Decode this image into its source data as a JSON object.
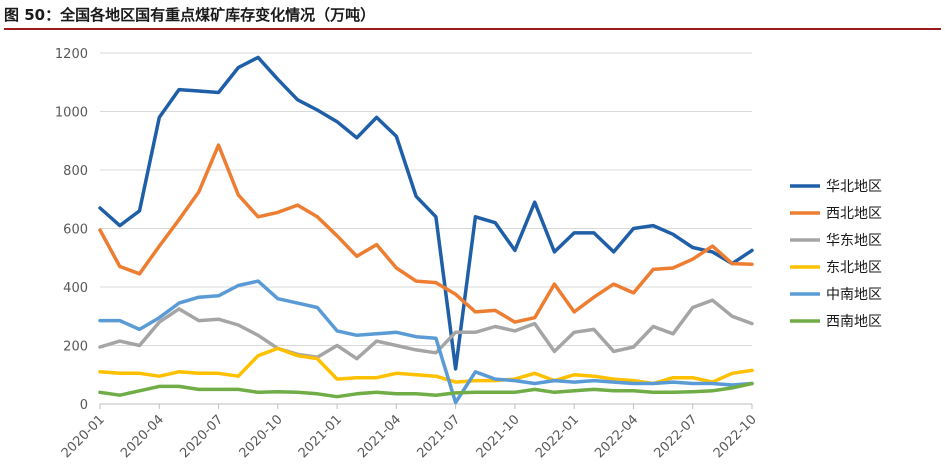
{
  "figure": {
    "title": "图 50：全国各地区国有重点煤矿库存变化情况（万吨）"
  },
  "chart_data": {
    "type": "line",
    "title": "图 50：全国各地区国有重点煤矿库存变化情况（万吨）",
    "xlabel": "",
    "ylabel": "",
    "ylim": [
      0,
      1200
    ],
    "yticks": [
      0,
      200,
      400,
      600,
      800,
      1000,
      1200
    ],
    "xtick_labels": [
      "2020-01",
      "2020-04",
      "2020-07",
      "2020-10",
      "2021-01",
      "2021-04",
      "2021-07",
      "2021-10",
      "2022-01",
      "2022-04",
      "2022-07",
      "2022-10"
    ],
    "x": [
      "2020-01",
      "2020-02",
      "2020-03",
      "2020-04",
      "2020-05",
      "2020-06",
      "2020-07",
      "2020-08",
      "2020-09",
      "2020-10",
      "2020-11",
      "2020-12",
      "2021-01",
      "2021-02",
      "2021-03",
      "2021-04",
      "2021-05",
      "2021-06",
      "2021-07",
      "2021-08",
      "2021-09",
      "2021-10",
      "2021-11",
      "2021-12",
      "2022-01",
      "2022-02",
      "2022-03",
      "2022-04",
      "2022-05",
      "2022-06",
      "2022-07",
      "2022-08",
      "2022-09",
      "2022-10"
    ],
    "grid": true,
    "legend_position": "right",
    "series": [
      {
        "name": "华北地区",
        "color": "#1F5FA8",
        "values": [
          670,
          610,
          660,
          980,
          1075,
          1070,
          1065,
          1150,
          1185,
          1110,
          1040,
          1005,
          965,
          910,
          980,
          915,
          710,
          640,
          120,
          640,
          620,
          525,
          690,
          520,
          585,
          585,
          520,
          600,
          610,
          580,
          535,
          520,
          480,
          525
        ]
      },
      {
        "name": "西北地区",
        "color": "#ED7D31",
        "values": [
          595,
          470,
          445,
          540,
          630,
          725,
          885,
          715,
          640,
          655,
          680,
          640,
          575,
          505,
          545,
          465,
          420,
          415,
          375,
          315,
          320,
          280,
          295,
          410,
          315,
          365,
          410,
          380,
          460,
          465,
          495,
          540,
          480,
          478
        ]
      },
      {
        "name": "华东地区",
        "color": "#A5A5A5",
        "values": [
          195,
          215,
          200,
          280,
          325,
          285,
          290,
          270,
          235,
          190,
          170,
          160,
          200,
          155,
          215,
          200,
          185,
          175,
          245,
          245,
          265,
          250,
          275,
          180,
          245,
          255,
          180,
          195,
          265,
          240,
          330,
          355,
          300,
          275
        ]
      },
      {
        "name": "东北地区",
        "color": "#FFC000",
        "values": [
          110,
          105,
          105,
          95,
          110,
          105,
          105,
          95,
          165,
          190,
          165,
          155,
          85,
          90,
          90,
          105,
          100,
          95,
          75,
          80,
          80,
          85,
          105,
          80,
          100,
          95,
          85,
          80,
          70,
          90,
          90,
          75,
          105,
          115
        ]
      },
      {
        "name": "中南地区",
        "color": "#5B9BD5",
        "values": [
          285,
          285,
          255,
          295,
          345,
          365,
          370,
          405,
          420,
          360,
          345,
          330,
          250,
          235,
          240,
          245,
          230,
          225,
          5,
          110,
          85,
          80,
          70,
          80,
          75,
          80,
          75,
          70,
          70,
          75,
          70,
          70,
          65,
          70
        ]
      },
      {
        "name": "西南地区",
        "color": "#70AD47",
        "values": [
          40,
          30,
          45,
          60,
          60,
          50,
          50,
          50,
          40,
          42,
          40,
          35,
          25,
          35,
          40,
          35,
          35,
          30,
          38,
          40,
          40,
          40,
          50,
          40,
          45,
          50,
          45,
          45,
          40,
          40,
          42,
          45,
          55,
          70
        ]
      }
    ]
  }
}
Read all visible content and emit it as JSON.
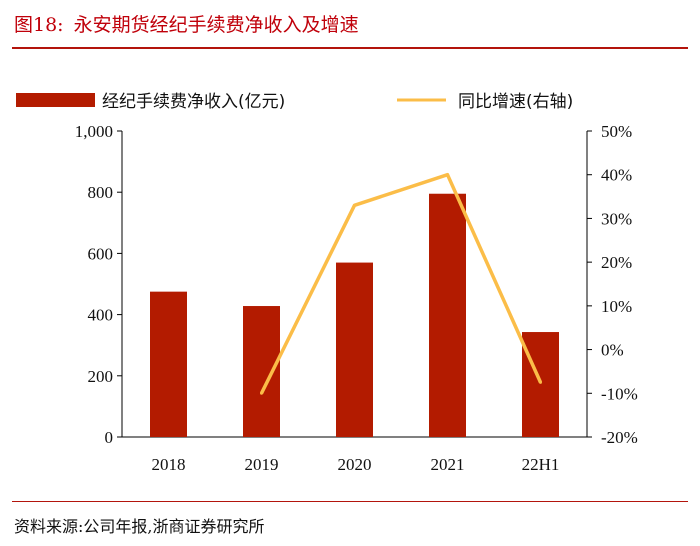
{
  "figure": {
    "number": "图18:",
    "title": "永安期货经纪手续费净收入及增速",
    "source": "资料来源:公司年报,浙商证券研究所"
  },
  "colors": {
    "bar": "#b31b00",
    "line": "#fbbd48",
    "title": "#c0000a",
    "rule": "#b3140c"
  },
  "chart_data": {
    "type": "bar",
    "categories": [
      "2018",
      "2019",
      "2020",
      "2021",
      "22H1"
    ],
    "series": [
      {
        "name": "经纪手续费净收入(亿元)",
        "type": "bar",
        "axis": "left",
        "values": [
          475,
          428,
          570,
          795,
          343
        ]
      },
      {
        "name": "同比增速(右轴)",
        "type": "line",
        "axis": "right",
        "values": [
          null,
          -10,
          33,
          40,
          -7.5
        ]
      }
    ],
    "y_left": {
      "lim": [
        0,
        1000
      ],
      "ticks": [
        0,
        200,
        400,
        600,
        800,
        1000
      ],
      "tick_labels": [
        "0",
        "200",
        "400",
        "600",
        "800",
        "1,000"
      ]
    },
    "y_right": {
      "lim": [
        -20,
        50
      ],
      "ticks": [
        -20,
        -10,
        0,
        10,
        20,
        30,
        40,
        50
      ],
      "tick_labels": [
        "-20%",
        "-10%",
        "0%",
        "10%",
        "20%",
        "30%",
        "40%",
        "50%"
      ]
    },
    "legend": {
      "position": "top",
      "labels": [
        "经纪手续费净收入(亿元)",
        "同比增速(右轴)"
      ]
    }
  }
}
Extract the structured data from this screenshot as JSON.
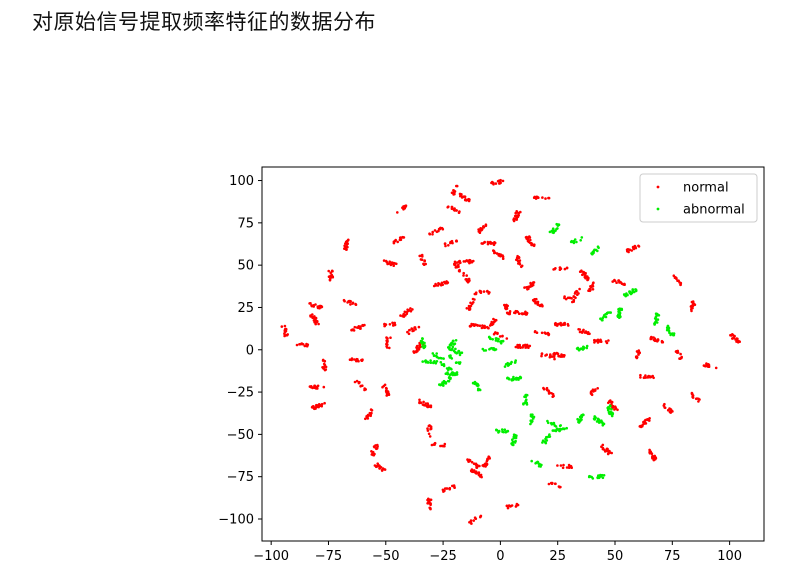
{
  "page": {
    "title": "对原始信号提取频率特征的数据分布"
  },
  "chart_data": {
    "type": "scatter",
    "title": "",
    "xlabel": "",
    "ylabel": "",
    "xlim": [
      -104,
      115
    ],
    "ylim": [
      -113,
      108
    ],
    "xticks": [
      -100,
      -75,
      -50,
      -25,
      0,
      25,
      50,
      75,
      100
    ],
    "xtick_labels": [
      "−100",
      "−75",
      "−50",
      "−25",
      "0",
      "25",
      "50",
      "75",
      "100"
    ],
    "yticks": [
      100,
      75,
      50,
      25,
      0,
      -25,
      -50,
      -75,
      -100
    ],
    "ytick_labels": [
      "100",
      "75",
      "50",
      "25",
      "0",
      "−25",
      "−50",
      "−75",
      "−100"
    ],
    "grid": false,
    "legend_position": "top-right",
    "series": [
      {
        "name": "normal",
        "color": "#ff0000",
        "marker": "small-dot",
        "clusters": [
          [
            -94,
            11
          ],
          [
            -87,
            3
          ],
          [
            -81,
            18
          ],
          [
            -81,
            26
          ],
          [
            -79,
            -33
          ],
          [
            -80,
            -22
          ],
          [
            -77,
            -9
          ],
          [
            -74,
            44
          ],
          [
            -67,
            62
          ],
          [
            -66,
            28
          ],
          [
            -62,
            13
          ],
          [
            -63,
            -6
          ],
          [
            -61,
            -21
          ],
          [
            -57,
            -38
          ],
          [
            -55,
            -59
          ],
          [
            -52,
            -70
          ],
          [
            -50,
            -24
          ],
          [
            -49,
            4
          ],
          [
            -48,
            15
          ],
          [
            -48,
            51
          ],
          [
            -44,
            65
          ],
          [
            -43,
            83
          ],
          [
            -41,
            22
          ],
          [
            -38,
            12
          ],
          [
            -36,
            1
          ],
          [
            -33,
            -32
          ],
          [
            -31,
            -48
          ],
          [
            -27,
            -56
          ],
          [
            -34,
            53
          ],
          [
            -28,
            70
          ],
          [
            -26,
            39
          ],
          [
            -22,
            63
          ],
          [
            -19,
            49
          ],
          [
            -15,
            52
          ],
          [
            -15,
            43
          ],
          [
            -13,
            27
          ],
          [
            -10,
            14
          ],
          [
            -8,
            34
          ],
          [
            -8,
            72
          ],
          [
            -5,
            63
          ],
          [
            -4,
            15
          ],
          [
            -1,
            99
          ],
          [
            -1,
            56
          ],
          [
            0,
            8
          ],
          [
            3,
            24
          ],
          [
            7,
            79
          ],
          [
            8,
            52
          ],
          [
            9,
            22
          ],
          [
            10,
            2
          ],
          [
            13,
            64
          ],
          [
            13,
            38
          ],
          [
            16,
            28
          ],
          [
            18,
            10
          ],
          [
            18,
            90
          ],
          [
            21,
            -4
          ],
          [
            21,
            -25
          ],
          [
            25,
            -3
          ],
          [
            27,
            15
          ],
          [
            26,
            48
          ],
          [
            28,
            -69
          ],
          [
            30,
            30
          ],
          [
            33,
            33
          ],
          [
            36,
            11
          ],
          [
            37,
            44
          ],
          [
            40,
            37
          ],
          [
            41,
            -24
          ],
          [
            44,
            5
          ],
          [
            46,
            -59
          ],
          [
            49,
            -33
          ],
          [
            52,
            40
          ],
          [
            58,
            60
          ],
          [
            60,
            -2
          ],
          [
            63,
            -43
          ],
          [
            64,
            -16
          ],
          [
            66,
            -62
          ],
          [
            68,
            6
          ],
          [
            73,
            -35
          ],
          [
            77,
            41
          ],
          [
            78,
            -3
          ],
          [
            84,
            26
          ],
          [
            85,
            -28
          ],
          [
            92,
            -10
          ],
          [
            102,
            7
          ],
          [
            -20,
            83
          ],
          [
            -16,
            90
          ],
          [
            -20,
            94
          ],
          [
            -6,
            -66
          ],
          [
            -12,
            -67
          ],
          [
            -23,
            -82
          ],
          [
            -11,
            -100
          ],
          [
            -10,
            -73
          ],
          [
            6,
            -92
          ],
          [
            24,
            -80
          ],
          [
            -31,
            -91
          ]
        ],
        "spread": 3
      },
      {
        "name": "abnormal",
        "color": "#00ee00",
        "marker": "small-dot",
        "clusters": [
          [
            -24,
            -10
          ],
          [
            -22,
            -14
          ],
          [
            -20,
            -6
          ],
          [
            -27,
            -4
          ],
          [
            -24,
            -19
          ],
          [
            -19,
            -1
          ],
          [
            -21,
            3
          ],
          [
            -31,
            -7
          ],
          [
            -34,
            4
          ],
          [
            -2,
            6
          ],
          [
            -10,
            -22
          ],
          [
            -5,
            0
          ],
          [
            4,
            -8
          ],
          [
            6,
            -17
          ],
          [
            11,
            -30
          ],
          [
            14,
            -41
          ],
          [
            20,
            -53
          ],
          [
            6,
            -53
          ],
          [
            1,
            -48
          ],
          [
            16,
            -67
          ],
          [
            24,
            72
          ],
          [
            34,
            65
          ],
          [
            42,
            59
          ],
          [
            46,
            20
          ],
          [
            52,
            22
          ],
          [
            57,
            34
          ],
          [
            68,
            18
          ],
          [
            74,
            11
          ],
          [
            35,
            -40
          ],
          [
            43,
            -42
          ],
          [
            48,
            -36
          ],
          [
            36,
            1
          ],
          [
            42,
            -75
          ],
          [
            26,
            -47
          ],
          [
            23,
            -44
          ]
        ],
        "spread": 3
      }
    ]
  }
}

* [TASK BRIEF]:
Look through the entries above and count each line holding "title"; report the count alone.

* [REPLY]:
6